### Extracts from a graphics dataset
-=-=-=-=-

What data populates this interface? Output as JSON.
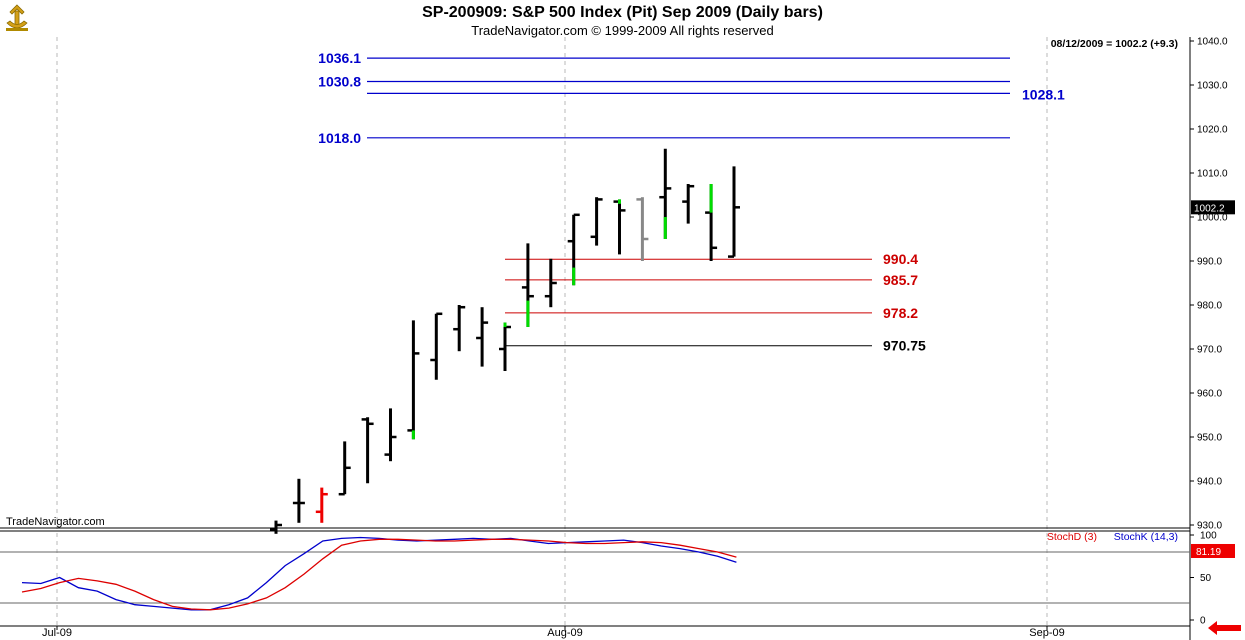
{
  "header": {
    "title": "SP-200909:  S&P 500 Index (Pit) Sep 2009  (Daily bars)",
    "subtitle": "TradeNavigator.com © 1999-2009 All rights reserved",
    "last_price_readout": "08/12/2009 = 1002.2 (+9.3)"
  },
  "watermark": "TradeNavigator.com",
  "colors": {
    "up_bar": "#00dd00",
    "down_bar": "#000000",
    "highlight_red": "#ee0000",
    "grey_bar": "#888888",
    "resistance": "#0000cc",
    "support": "#cc0000",
    "stochD": "#dd0000",
    "stochK": "#0000cc"
  },
  "chart_data": [
    {
      "type": "ohlc",
      "name": "price",
      "x_axis": {
        "labels": [
          "Jul-09",
          "Aug-09",
          "Sep-09"
        ]
      },
      "y_axis": {
        "ylim": [
          928,
          1043
        ],
        "ticks": [
          930.0,
          940.0,
          950.0,
          960.0,
          970.0,
          980.0,
          990.0,
          1000.0,
          1010.0,
          1020.0,
          1030.0,
          1040.0
        ]
      },
      "current_price_label": "1002.2",
      "bars": [
        {
          "o": 929,
          "h": 931,
          "l": 928,
          "c": 930,
          "color": "#000000"
        },
        {
          "o": 935,
          "h": 940.5,
          "l": 930.5,
          "c": 935,
          "color": "#000000"
        },
        {
          "o": 933,
          "h": 938.5,
          "l": 930.5,
          "c": 937,
          "color": "#ee0000"
        },
        {
          "o": 937,
          "h": 949,
          "l": 937,
          "c": 943,
          "color": "#000000"
        },
        {
          "o": 954,
          "h": 954.5,
          "l": 939.5,
          "c": 953,
          "color": "#000000"
        },
        {
          "o": 946,
          "h": 956.5,
          "l": 944.5,
          "c": 950,
          "color": "#000000"
        },
        {
          "o": 951.5,
          "h": 976.5,
          "l": 949.5,
          "c": 969,
          "color": "#000000"
        },
        {
          "o": 967.5,
          "h": 978,
          "l": 963,
          "c": 978,
          "color": "#000000"
        },
        {
          "o": 974.5,
          "h": 980,
          "l": 969.5,
          "c": 979.5,
          "color": "#000000"
        },
        {
          "o": 972.5,
          "h": 979.5,
          "l": 966,
          "c": 976,
          "color": "#000000"
        },
        {
          "o": 970,
          "h": 976,
          "l": 965,
          "c": 975,
          "color": "#000000"
        },
        {
          "o": 984,
          "h": 994,
          "l": 975,
          "c": 982,
          "color": "#000000"
        },
        {
          "o": 982,
          "h": 990.5,
          "l": 979.5,
          "c": 985,
          "color": "#000000"
        },
        {
          "o": 994.5,
          "h": 1000.5,
          "l": 984.5,
          "c": 1000.5,
          "color": "#000000"
        },
        {
          "o": 995.5,
          "h": 1004.5,
          "l": 993.5,
          "c": 1004,
          "color": "#000000"
        },
        {
          "o": 1003.5,
          "h": 1004,
          "l": 991.5,
          "c": 1001.5,
          "color": "#000000"
        },
        {
          "o": 1004,
          "h": 1004.5,
          "l": 990,
          "c": 995,
          "color": "#888888"
        },
        {
          "o": 1004.5,
          "h": 1015.5,
          "l": 995,
          "c": 1006.5,
          "color": "#000000"
        },
        {
          "o": 1003.5,
          "h": 1007.5,
          "l": 998.5,
          "c": 1007,
          "color": "#000000"
        },
        {
          "o": 1001,
          "h": 1007.5,
          "l": 990,
          "c": 993,
          "color": "#000000"
        },
        {
          "o": 991,
          "h": 1011.5,
          "l": 991,
          "c": 1002.2,
          "color": "#000000"
        }
      ],
      "green_segments": [
        {
          "bar": 6,
          "lo": 949.5,
          "hi": 951.5
        },
        {
          "bar": 10,
          "lo": 975,
          "hi": 976
        },
        {
          "bar": 11,
          "lo": 975,
          "hi": 981
        },
        {
          "bar": 13,
          "lo": 984.5,
          "hi": 988.5
        },
        {
          "bar": 15,
          "lo": 1003,
          "hi": 1004
        },
        {
          "bar": 17,
          "lo": 995,
          "hi": 1000
        },
        {
          "bar": 19,
          "lo": 1001,
          "hi": 1007.5
        }
      ],
      "resistance_lines": [
        {
          "value": 1036.1,
          "label": "1036.1",
          "label_side": "left"
        },
        {
          "value": 1030.8,
          "label": "1030.8",
          "label_side": "left"
        },
        {
          "value": 1028.1,
          "label": "1028.1",
          "label_side": "right"
        },
        {
          "value": 1018.0,
          "label": "1018.0",
          "label_side": "left"
        }
      ],
      "support_lines": [
        {
          "value": 990.4,
          "label": "990.4",
          "color": "#cc0000"
        },
        {
          "value": 985.7,
          "label": "985.7",
          "color": "#cc0000"
        },
        {
          "value": 978.2,
          "label": "978.2",
          "color": "#cc0000"
        },
        {
          "value": 970.75,
          "label": "970.75",
          "color": "#000000"
        }
      ]
    },
    {
      "type": "line",
      "name": "stochastic",
      "y_axis": {
        "ylim": [
          0,
          100
        ],
        "ticks": [
          0,
          50,
          100
        ],
        "reference_levels": [
          20,
          80
        ]
      },
      "current_value_label": "81.19",
      "series": [
        {
          "name": "StochD (3)",
          "color": "#dd0000",
          "values": [
            33,
            37,
            44,
            49,
            46,
            42,
            34,
            24,
            16,
            13,
            12,
            14,
            19,
            26,
            38,
            54,
            72,
            88,
            93,
            95,
            95,
            94,
            93,
            93,
            94,
            95,
            95,
            94,
            93,
            91,
            90,
            90,
            91,
            92,
            91,
            88,
            84,
            80,
            74
          ]
        },
        {
          "name": "StochK (14,3)",
          "color": "#0000cc",
          "values": [
            44,
            43,
            50,
            38,
            34,
            24,
            18,
            16,
            14,
            12,
            12,
            18,
            26,
            44,
            64,
            78,
            93,
            96,
            97,
            96,
            94,
            93,
            94,
            95,
            96,
            95,
            96,
            93,
            90,
            91,
            92,
            93,
            94,
            91,
            87,
            84,
            80,
            75,
            68
          ]
        }
      ]
    }
  ]
}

-=-=-=-=-

### REQUIRED TASK
Repeat all the records above exactly, leaving out any pictures.

### TASK RESPONSE
What data populates this interface? Output as JSON.
{
  "header": {
    "title": "SP-200909:  S&P 500 Index (Pit) Sep 2009  (Daily bars)",
    "subtitle": "TradeNavigator.com © 1999-2009 All rights reserved",
    "last_price_readout": "08/12/2009 = 1002.2 (+9.3)"
  },
  "watermark": "TradeNavigator.com",
  "colors": {
    "up_bar": "#00dd00",
    "down_bar": "#000000",
    "highlight_red": "#ee0000",
    "grey_bar": "#888888",
    "resistance": "#0000cc",
    "support": "#cc0000",
    "stochD": "#dd0000",
    "stochK": "#0000cc"
  },
  "chart_data": [
    {
      "type": "ohlc",
      "name": "price",
      "x_axis": {
        "labels": [
          "Jul-09",
          "Aug-09",
          "Sep-09"
        ]
      },
      "y_axis": {
        "ylim": [
          928,
          1043
        ],
        "ticks": [
          930.0,
          940.0,
          950.0,
          960.0,
          970.0,
          980.0,
          990.0,
          1000.0,
          1010.0,
          1020.0,
          1030.0,
          1040.0
        ]
      },
      "current_price_label": "1002.2",
      "bars": [
        {
          "o": 929,
          "h": 931,
          "l": 928,
          "c": 930,
          "color": "#000000"
        },
        {
          "o": 935,
          "h": 940.5,
          "l": 930.5,
          "c": 935,
          "color": "#000000"
        },
        {
          "o": 933,
          "h": 938.5,
          "l": 930.5,
          "c": 937,
          "color": "#ee0000"
        },
        {
          "o": 937,
          "h": 949,
          "l": 937,
          "c": 943,
          "color": "#000000"
        },
        {
          "o": 954,
          "h": 954.5,
          "l": 939.5,
          "c": 953,
          "color": "#000000"
        },
        {
          "o": 946,
          "h": 956.5,
          "l": 944.5,
          "c": 950,
          "color": "#000000"
        },
        {
          "o": 951.5,
          "h": 976.5,
          "l": 949.5,
          "c": 969,
          "color": "#000000"
        },
        {
          "o": 967.5,
          "h": 978,
          "l": 963,
          "c": 978,
          "color": "#000000"
        },
        {
          "o": 974.5,
          "h": 980,
          "l": 969.5,
          "c": 979.5,
          "color": "#000000"
        },
        {
          "o": 972.5,
          "h": 979.5,
          "l": 966,
          "c": 976,
          "color": "#000000"
        },
        {
          "o": 970,
          "h": 976,
          "l": 965,
          "c": 975,
          "color": "#000000"
        },
        {
          "o": 984,
          "h": 994,
          "l": 975,
          "c": 982,
          "color": "#000000"
        },
        {
          "o": 982,
          "h": 990.5,
          "l": 979.5,
          "c": 985,
          "color": "#000000"
        },
        {
          "o": 994.5,
          "h": 1000.5,
          "l": 984.5,
          "c": 1000.5,
          "color": "#000000"
        },
        {
          "o": 995.5,
          "h": 1004.5,
          "l": 993.5,
          "c": 1004,
          "color": "#000000"
        },
        {
          "o": 1003.5,
          "h": 1004,
          "l": 991.5,
          "c": 1001.5,
          "color": "#000000"
        },
        {
          "o": 1004,
          "h": 1004.5,
          "l": 990,
          "c": 995,
          "color": "#888888"
        },
        {
          "o": 1004.5,
          "h": 1015.5,
          "l": 995,
          "c": 1006.5,
          "color": "#000000"
        },
        {
          "o": 1003.5,
          "h": 1007.5,
          "l": 998.5,
          "c": 1007,
          "color": "#000000"
        },
        {
          "o": 1001,
          "h": 1007.5,
          "l": 990,
          "c": 993,
          "color": "#000000"
        },
        {
          "o": 991,
          "h": 1011.5,
          "l": 991,
          "c": 1002.2,
          "color": "#000000"
        }
      ],
      "green_segments": [
        {
          "bar": 6,
          "lo": 949.5,
          "hi": 951.5
        },
        {
          "bar": 10,
          "lo": 975,
          "hi": 976
        },
        {
          "bar": 11,
          "lo": 975,
          "hi": 981
        },
        {
          "bar": 13,
          "lo": 984.5,
          "hi": 988.5
        },
        {
          "bar": 15,
          "lo": 1003,
          "hi": 1004
        },
        {
          "bar": 17,
          "lo": 995,
          "hi": 1000
        },
        {
          "bar": 19,
          "lo": 1001,
          "hi": 1007.5
        }
      ],
      "resistance_lines": [
        {
          "value": 1036.1,
          "label": "1036.1",
          "label_side": "left"
        },
        {
          "value": 1030.8,
          "label": "1030.8",
          "label_side": "left"
        },
        {
          "value": 1028.1,
          "label": "1028.1",
          "label_side": "right"
        },
        {
          "value": 1018.0,
          "label": "1018.0",
          "label_side": "left"
        }
      ],
      "support_lines": [
        {
          "value": 990.4,
          "label": "990.4",
          "color": "#cc0000"
        },
        {
          "value": 985.7,
          "label": "985.7",
          "color": "#cc0000"
        },
        {
          "value": 978.2,
          "label": "978.2",
          "color": "#cc0000"
        },
        {
          "value": 970.75,
          "label": "970.75",
          "color": "#000000"
        }
      ]
    },
    {
      "type": "line",
      "name": "stochastic",
      "y_axis": {
        "ylim": [
          0,
          100
        ],
        "ticks": [
          0,
          50,
          100
        ],
        "reference_levels": [
          20,
          80
        ]
      },
      "current_value_label": "81.19",
      "series": [
        {
          "name": "StochD (3)",
          "color": "#dd0000",
          "values": [
            33,
            37,
            44,
            49,
            46,
            42,
            34,
            24,
            16,
            13,
            12,
            14,
            19,
            26,
            38,
            54,
            72,
            88,
            93,
            95,
            95,
            94,
            93,
            93,
            94,
            95,
            95,
            94,
            93,
            91,
            90,
            90,
            91,
            92,
            91,
            88,
            84,
            80,
            74
          ]
        },
        {
          "name": "StochK (14,3)",
          "color": "#0000cc",
          "values": [
            44,
            43,
            50,
            38,
            34,
            24,
            18,
            16,
            14,
            12,
            12,
            18,
            26,
            44,
            64,
            78,
            93,
            96,
            97,
            96,
            94,
            93,
            94,
            95,
            96,
            95,
            96,
            93,
            90,
            91,
            92,
            93,
            94,
            91,
            87,
            84,
            80,
            75,
            68
          ]
        }
      ]
    }
  ]
}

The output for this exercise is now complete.